## Start

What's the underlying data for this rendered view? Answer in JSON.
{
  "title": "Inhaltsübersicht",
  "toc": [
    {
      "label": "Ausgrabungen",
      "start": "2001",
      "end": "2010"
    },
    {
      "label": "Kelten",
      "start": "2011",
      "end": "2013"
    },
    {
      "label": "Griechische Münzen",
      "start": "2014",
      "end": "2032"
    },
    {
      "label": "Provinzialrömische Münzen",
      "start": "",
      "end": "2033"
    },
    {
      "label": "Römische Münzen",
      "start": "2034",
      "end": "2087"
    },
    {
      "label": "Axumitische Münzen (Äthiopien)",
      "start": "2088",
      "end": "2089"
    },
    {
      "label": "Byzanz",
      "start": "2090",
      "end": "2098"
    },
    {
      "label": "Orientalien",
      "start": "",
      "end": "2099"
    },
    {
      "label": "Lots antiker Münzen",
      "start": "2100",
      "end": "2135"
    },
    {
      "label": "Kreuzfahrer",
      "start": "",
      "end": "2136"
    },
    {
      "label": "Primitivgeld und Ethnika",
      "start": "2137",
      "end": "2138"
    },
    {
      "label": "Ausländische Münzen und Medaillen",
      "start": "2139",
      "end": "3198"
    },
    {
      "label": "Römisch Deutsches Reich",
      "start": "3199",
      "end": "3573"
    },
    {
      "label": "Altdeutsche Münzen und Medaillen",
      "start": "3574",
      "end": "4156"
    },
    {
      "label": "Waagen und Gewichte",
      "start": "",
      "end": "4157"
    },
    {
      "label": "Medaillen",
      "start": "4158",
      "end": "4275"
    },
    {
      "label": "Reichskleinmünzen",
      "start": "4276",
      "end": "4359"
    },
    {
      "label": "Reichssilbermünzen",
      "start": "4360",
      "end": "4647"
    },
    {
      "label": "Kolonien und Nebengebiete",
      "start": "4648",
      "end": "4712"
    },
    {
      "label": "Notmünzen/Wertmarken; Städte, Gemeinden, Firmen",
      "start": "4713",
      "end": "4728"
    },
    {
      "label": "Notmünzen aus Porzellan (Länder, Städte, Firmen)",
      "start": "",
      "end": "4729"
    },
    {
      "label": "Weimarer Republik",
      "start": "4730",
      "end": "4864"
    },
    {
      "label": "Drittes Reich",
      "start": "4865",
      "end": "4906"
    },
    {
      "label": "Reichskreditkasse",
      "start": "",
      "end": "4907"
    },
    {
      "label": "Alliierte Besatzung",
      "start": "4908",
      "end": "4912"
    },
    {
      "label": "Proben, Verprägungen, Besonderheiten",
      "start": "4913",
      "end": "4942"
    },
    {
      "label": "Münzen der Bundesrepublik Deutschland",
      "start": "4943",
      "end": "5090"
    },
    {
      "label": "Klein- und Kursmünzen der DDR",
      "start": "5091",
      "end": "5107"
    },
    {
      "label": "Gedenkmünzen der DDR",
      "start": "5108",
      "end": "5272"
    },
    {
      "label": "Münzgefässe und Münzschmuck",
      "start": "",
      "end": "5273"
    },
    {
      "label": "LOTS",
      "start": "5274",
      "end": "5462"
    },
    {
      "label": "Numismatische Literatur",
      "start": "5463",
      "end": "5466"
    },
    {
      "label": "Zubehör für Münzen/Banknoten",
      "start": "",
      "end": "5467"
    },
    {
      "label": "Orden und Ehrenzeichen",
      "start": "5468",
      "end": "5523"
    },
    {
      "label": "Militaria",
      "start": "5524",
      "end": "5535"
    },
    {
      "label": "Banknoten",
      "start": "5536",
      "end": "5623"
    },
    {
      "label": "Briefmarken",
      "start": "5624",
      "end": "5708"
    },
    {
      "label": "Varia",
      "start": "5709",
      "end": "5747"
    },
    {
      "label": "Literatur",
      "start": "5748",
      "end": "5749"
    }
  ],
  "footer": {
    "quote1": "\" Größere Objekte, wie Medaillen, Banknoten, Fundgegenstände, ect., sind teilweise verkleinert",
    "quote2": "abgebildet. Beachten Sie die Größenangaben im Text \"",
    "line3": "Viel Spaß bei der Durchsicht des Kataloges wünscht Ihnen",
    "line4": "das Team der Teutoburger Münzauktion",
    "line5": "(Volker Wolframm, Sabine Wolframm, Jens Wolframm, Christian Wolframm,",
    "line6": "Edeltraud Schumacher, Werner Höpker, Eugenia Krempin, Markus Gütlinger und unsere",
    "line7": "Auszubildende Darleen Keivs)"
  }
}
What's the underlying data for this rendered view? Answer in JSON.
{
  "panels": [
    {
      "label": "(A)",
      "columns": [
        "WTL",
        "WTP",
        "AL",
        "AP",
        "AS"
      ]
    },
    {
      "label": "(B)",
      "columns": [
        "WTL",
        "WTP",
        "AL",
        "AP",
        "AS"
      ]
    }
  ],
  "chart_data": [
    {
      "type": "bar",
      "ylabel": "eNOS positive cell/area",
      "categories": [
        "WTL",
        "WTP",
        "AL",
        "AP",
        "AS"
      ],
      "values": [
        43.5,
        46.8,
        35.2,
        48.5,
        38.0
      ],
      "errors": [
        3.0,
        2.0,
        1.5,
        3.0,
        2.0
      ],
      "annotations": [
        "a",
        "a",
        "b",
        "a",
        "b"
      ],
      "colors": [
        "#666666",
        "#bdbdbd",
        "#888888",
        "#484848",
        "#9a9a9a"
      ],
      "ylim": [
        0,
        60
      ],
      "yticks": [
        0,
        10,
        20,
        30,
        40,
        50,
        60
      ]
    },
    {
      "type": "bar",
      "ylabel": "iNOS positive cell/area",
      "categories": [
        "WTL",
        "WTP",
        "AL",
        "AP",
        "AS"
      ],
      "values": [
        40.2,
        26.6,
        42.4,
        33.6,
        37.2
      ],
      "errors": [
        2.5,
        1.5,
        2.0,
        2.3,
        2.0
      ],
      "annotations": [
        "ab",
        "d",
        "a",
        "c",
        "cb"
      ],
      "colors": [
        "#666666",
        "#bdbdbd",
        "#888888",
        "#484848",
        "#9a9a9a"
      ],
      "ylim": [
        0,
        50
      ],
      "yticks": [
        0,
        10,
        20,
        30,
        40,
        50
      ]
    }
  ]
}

## End

SET TASK: How many lines of the listing above include the word "area"? State the number and nothing else.

RESPONSE TO THE EXERCISE: 2